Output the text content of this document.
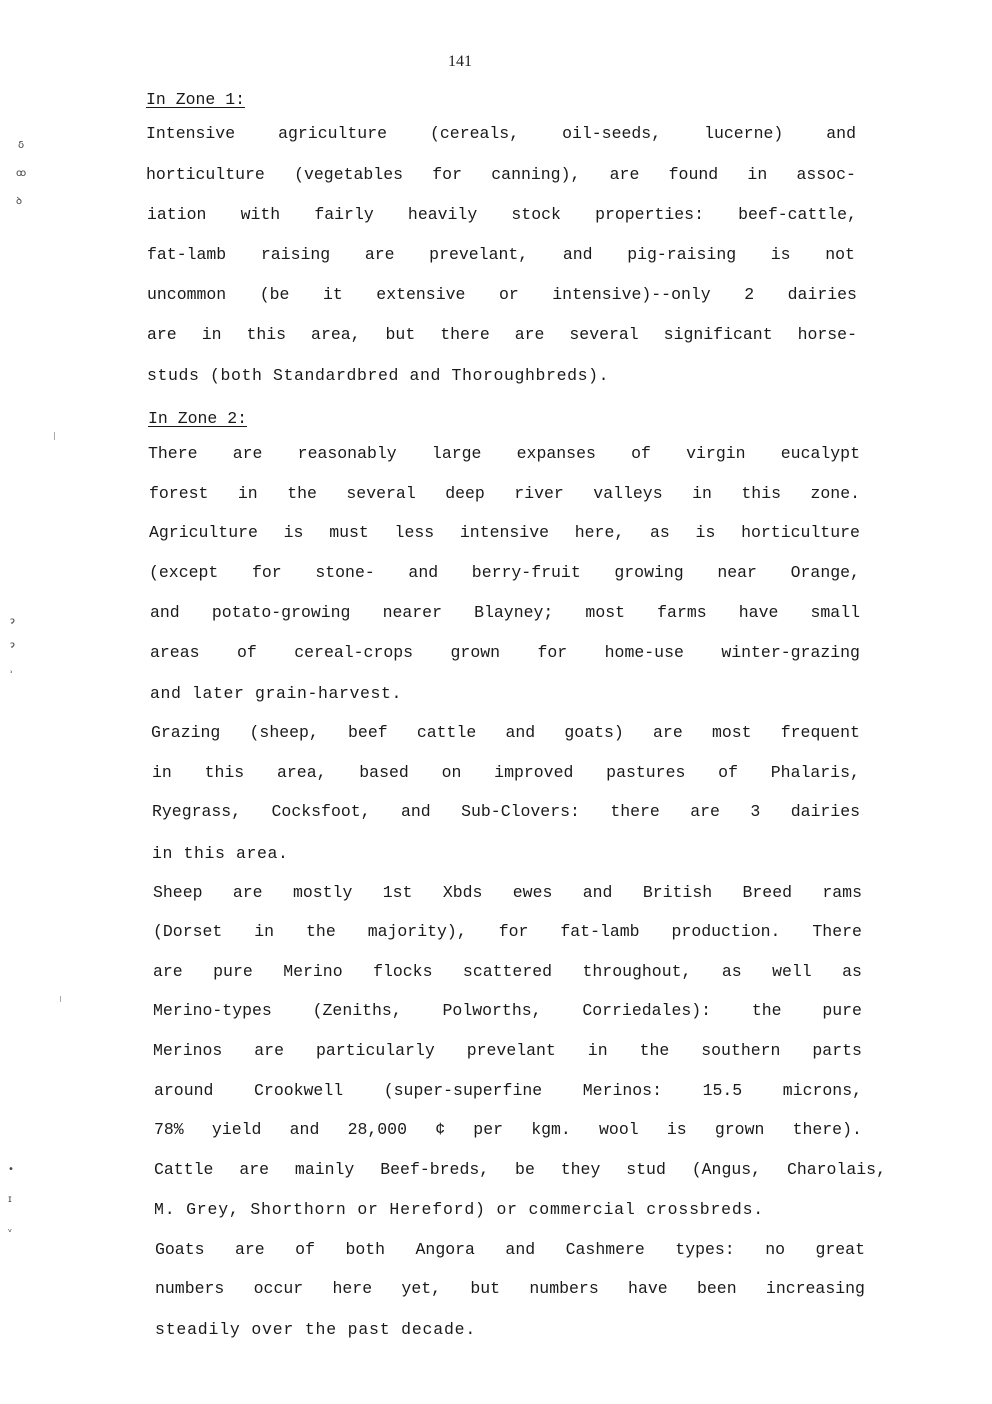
141
δ
ꝏ
ꝺ
ɂ
ɂ
ʾ
•
ɪ
ᵥ
In Zone 1:
Intensive	agriculture	(cereals,	oil-seeds,	lucerne)	and
horticulture (vegetables for canning), are found in assoc-
iation with fairly heavily stock properties: beef-cattle,
fat-lamb raising are prevelant, and pig-raising is not
uncommon (be it extensive or intensive)--only 2 dairies
are in this area, but there are several significant horse-
studs (both Standardbred and Thoroughbreds).
In Zone 2:
There are reasonably large expanses of virgin eucalypt
forest in the several deep river valleys in this zone.
Agriculture is must less intensive here, as is horticulture
(except for stone- and berry-fruit growing near Orange,
and potato-growing nearer Blayney; most farms have small
areas of cereal-crops grown for home-use winter-grazing
and later grain-harvest.
Grazing (sheep, beef cattle and goats) are most frequent
in this area, based on improved pastures of Phalaris,
Ryegrass, Cocksfoot, and Sub-Clovers: there are 3 dairies
in this area.
Sheep are mostly 1st Xbds ewes and British Breed rams
(Dorset in the majority), for fat-lamb production. There
are pure Merino flocks scattered throughout, as well as
Merino-types (Zeniths, Polworths, Corriedales): the pure
Merinos are particularly prevelant in the southern parts
around Crookwell (super-superfine Merinos: 15.5 microns,
78% yield and 28,000 ¢ per kgm. wool is grown there).
Cattle are mainly Beef-breds, be they stud (Angus, Charolais,
M. Grey, Shorthorn or Hereford) or commercial crossbreds.
Goats are of both Angora and Cashmere types: no great
numbers occur here yet, but numbers have been increasing
steadily over the past decade.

Directive:
Find the lines with the string "dairies" and reproduce them.

Written answer:
uncommon (be it extensive or intensive)--only 2 dairies
Ryegrass, Cocksfoot, and Sub-Clovers: there are 3 dairies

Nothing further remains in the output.